▶ WRITTEN INSTRUCTION
Reproduce verbatim the lines from the line with "268, 103, 274]" up to and including the line with "352, 333, 370]".

▶ AVAILABLE RECORDS
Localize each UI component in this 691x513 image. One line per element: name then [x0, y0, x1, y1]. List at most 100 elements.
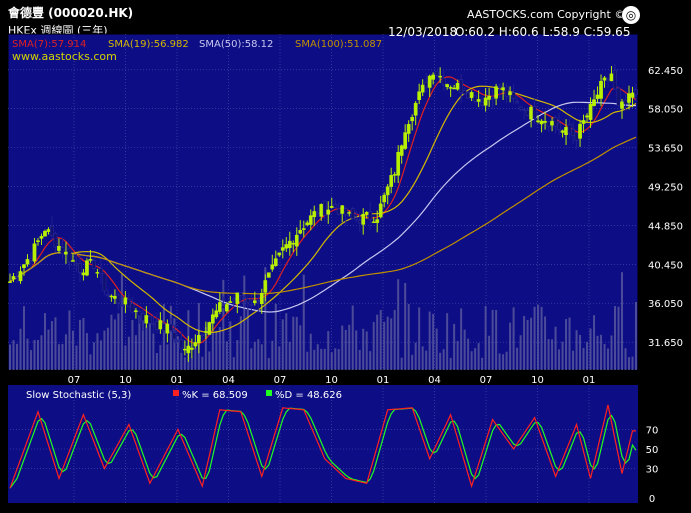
candle-down	[99, 268, 103, 274]
volume-bar	[505, 351, 508, 370]
volume-bar	[519, 335, 522, 370]
volume-bar	[582, 347, 585, 370]
candle-up	[378, 203, 383, 218]
candle-up	[183, 348, 187, 351]
candle-down	[245, 298, 250, 303]
candle-up	[284, 244, 289, 249]
volume-bar	[36, 339, 39, 370]
volume-bar	[421, 346, 424, 370]
volume-bar	[201, 356, 204, 370]
volume-bar	[330, 352, 333, 370]
volume-bar	[155, 353, 158, 370]
volume-bar	[215, 330, 218, 370]
candle-up	[217, 302, 222, 312]
volume-bar	[603, 344, 606, 370]
candle-up	[560, 130, 565, 133]
candle-up	[361, 213, 366, 225]
candle-up	[214, 310, 219, 318]
candle-up	[113, 296, 117, 299]
d-legend-swatch	[266, 390, 272, 396]
volume-bar	[477, 343, 480, 370]
volume-bar	[96, 333, 99, 370]
candle-up	[196, 334, 201, 344]
volume-bar	[498, 353, 501, 370]
volume-bar	[523, 316, 526, 370]
candle-up	[319, 204, 324, 217]
volume-bar	[15, 343, 18, 370]
candle-up	[32, 243, 37, 262]
volume-bar	[481, 357, 484, 370]
volume-bar	[495, 309, 498, 370]
volume-bar	[337, 349, 340, 370]
candle-up	[312, 211, 317, 218]
candle-down	[92, 260, 96, 269]
candle-down	[490, 97, 495, 100]
candle-up	[417, 91, 422, 101]
candle-up	[550, 120, 554, 126]
date-tick-label: 04	[428, 375, 441, 386]
candle-down	[242, 296, 247, 299]
volume-bar	[579, 334, 582, 370]
candle-up	[291, 243, 296, 245]
candle-down	[525, 110, 530, 116]
candle-up	[385, 186, 390, 196]
volume-bar	[568, 317, 571, 370]
candle-up	[578, 123, 582, 139]
volume-bar	[512, 307, 515, 370]
stochastic-tick-label: 50	[646, 445, 659, 456]
candle-down	[151, 323, 156, 326]
volume-bar	[488, 335, 491, 370]
volume-bar	[565, 319, 568, 370]
volume-bar	[617, 306, 620, 370]
volume-bar	[281, 319, 284, 370]
volume-bar	[446, 313, 449, 370]
volume-bar	[502, 354, 505, 370]
candle-down	[336, 208, 341, 215]
candle-up	[165, 323, 170, 334]
volume-bar	[110, 314, 113, 370]
website-link[interactable]: www.aastocks.com	[12, 50, 117, 63]
candle-up	[259, 293, 264, 305]
volume-bar	[134, 335, 137, 370]
volume-bar	[386, 316, 389, 370]
candle-down	[466, 92, 470, 99]
candle-up	[410, 117, 415, 122]
candle-up	[448, 87, 453, 89]
candle-up	[22, 264, 26, 268]
legend-sma19: SMA(19):56.982	[108, 39, 189, 50]
candle-up	[88, 258, 93, 261]
candle-up	[371, 221, 376, 224]
volume-bar	[544, 316, 547, 370]
volume-bar	[442, 349, 445, 370]
candle-up	[210, 314, 215, 324]
volume-bar	[449, 357, 452, 370]
volume-bar	[19, 328, 22, 370]
volume-bar	[169, 305, 172, 370]
candle-down	[368, 211, 373, 220]
volume-bar	[509, 322, 512, 370]
volume-bar	[540, 306, 543, 370]
volume-bar	[89, 354, 92, 370]
volume-bar	[586, 341, 589, 370]
k-legend-label: %K = 68.509	[182, 390, 248, 401]
volume-bar	[183, 357, 186, 370]
volume-bar	[624, 348, 627, 370]
volume-bar	[334, 348, 337, 370]
candle-down	[162, 323, 166, 331]
date-tick-label: 07	[480, 375, 493, 386]
volume-bar	[470, 351, 473, 370]
candle-down	[497, 85, 502, 88]
candle-down	[53, 233, 58, 248]
legend-sma7: SMA(7):57.914	[12, 39, 86, 50]
candle-down	[169, 323, 173, 331]
volume-bar	[218, 326, 221, 370]
volume-bar	[372, 321, 375, 370]
volume-bar	[78, 319, 81, 370]
candle-down	[613, 69, 617, 90]
date-tick-label: 01	[171, 375, 184, 386]
legend-sma50: SMA(50):58.12	[199, 39, 273, 50]
volume-bar	[33, 339, 36, 370]
volume-bar	[43, 313, 46, 370]
volume-bar	[106, 327, 109, 370]
date-tick-label: 01	[583, 375, 596, 386]
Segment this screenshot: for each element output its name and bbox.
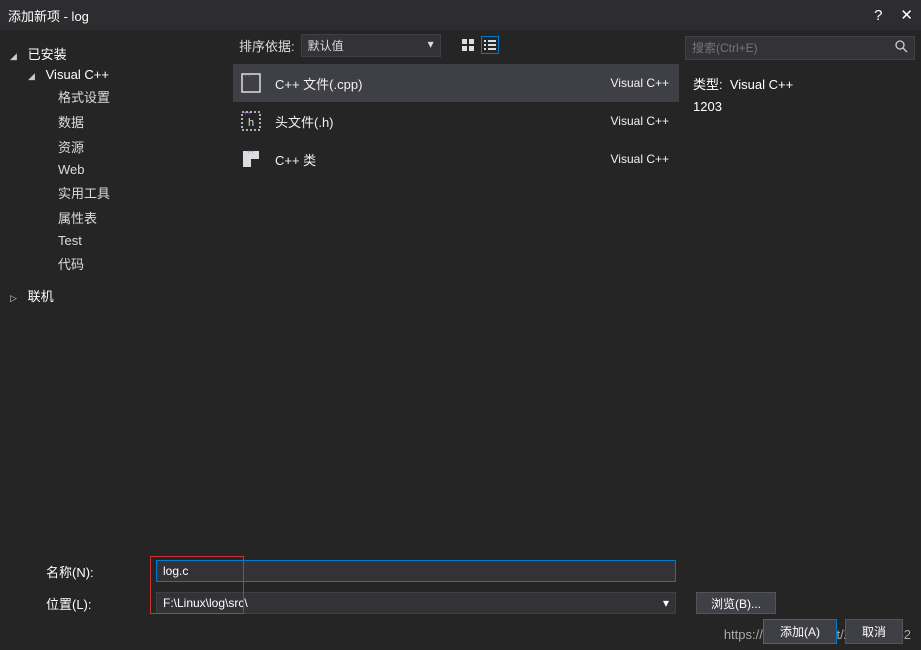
sort-bar: 排序依据: 默认值 ▾ <box>225 30 685 60</box>
tree-node-visual-cpp[interactable]: Visual C++ 格式设置数据资源Web实用工具属性表Test代码 <box>28 65 215 276</box>
sidebar-item[interactable]: Web <box>42 159 215 180</box>
desc-extra: 1203 <box>693 99 913 114</box>
chevron-down-icon[interactable] <box>10 47 20 62</box>
sidebar-item[interactable]: 数据 <box>42 109 215 134</box>
chevron-down-icon[interactable] <box>28 67 38 82</box>
template-item[interactable]: h++ 头文件(.h) Visual C++ <box>233 102 679 140</box>
sidebar-item[interactable]: 代码 <box>42 251 215 276</box>
window-title: 添加新项 - log <box>8 6 874 25</box>
help-button[interactable]: ? <box>874 7 882 24</box>
desc-type-value: Visual C++ <box>730 77 793 92</box>
search-input[interactable] <box>692 41 895 55</box>
location-label: 位置(L): <box>46 594 146 613</box>
h-file-icon: h++ <box>239 109 263 133</box>
chevron-right-icon[interactable] <box>10 289 20 304</box>
cpp-file-icon: ++ <box>239 71 263 95</box>
name-label: 名称(N): <box>46 562 146 581</box>
template-item[interactable]: ++ C++ 类 Visual C++ <box>233 140 679 178</box>
tree-label-online: 联机 <box>24 284 58 307</box>
chevron-down-icon: ▾ <box>428 37 434 54</box>
template-name: 头文件(.h) <box>275 112 599 131</box>
template-lang: Visual C++ <box>611 152 669 166</box>
sort-label: 排序依据: <box>239 36 295 55</box>
sidebar-item[interactable]: 资源 <box>42 134 215 159</box>
desc-type-label: 类型: <box>693 77 723 92</box>
title-bar: 添加新项 - log ? ✕ <box>0 0 921 30</box>
tree-node-online[interactable]: 联机 <box>10 284 215 307</box>
template-name: C++ 文件(.cpp) <box>275 74 599 93</box>
tree-label-visual-cpp: Visual C++ <box>42 65 113 84</box>
template-lang: Visual C++ <box>611 114 669 128</box>
sidebar-item[interactable]: Test <box>42 230 215 251</box>
list-icon <box>484 39 496 51</box>
template-lang: Visual C++ <box>611 76 669 90</box>
grid-icon <box>462 39 474 51</box>
name-input[interactable] <box>156 560 676 582</box>
sidebar-item[interactable]: 实用工具 <box>42 180 215 205</box>
sort-combo[interactable]: 默认值 ▾ <box>301 34 441 57</box>
location-combo[interactable]: F:\Linux\log\src\ ▾ <box>156 592 676 614</box>
view-list-button[interactable] <box>481 36 499 54</box>
svg-text:++: ++ <box>247 150 255 156</box>
tree-node-installed[interactable]: 已安装 Visual C++ 格式设置数据资源Web实用工具属性表Test代码 <box>10 42 215 276</box>
sidebar-item[interactable]: 格式设置 <box>42 84 215 109</box>
template-item[interactable]: ++ C++ 文件(.cpp) Visual C++ <box>233 64 679 102</box>
sidebar-item[interactable]: 属性表 <box>42 205 215 230</box>
add-button[interactable]: 添加(A) <box>763 619 837 644</box>
search-box[interactable] <box>685 36 915 60</box>
template-name: C++ 类 <box>275 150 599 169</box>
sort-value: 默认值 <box>308 37 344 54</box>
search-icon <box>895 40 908 56</box>
description-panel: 类型: Visual C++ 1203 <box>685 66 921 128</box>
close-button[interactable]: ✕ <box>900 6 913 24</box>
cancel-button[interactable]: 取消 <box>845 619 903 644</box>
template-list: ++C++ 文件(.cpp)Visual C++h++头文件(.h)Visual… <box>225 60 685 178</box>
svg-text:++: ++ <box>244 73 252 79</box>
view-large-icons-button[interactable] <box>459 36 477 54</box>
svg-text:++: ++ <box>244 111 252 117</box>
tree-label-installed: 已安装 <box>24 42 71 65</box>
chevron-down-icon: ▾ <box>663 596 669 610</box>
class-file-icon: ++ <box>239 147 263 171</box>
svg-text:h: h <box>248 117 254 129</box>
sidebar: 已安装 Visual C++ 格式设置数据资源Web实用工具属性表Test代码 … <box>0 30 225 550</box>
browse-button[interactable]: 浏览(B)... <box>696 592 776 614</box>
location-value: F:\Linux\log\src\ <box>163 596 248 610</box>
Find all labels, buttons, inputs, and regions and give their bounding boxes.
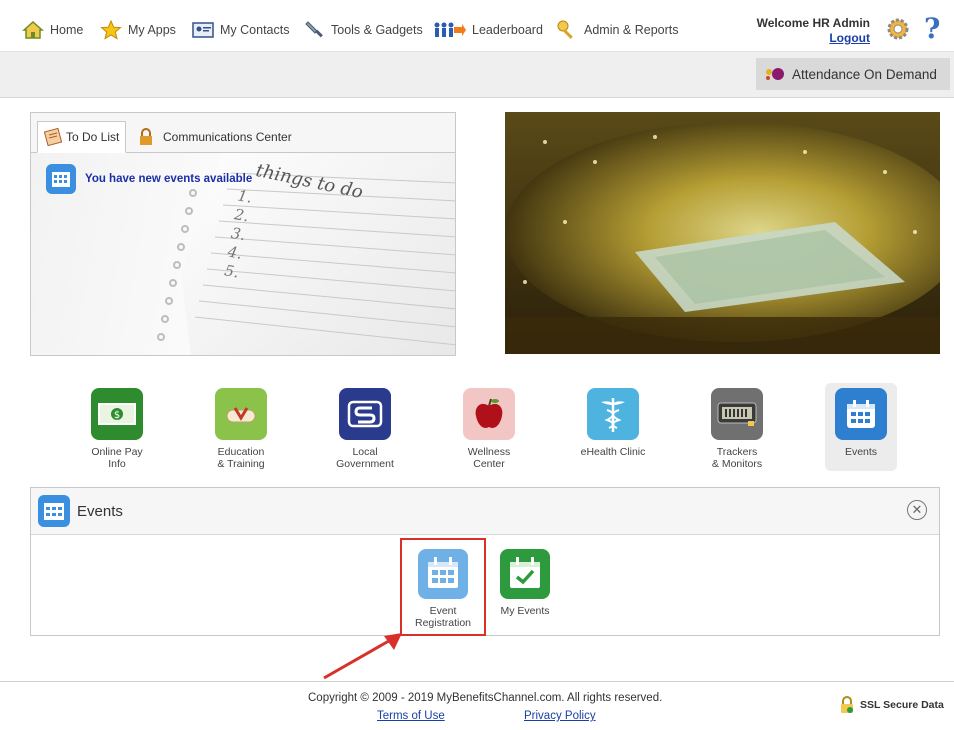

▶ FINISHED ANSWER
candle-down	[99, 268, 103, 274]
volume-bar	[505, 351, 508, 370]
volume-bar	[519, 335, 522, 370]
volume-bar	[582, 347, 585, 370]
candle-up	[378, 203, 383, 218]
candle-up	[183, 348, 187, 351]
candle-down	[245, 298, 250, 303]
candle-up	[284, 244, 289, 249]
volume-bar	[36, 339, 39, 370]
volume-bar	[421, 346, 424, 370]
volume-bar	[201, 356, 204, 370]
volume-bar	[330, 352, 333, 370]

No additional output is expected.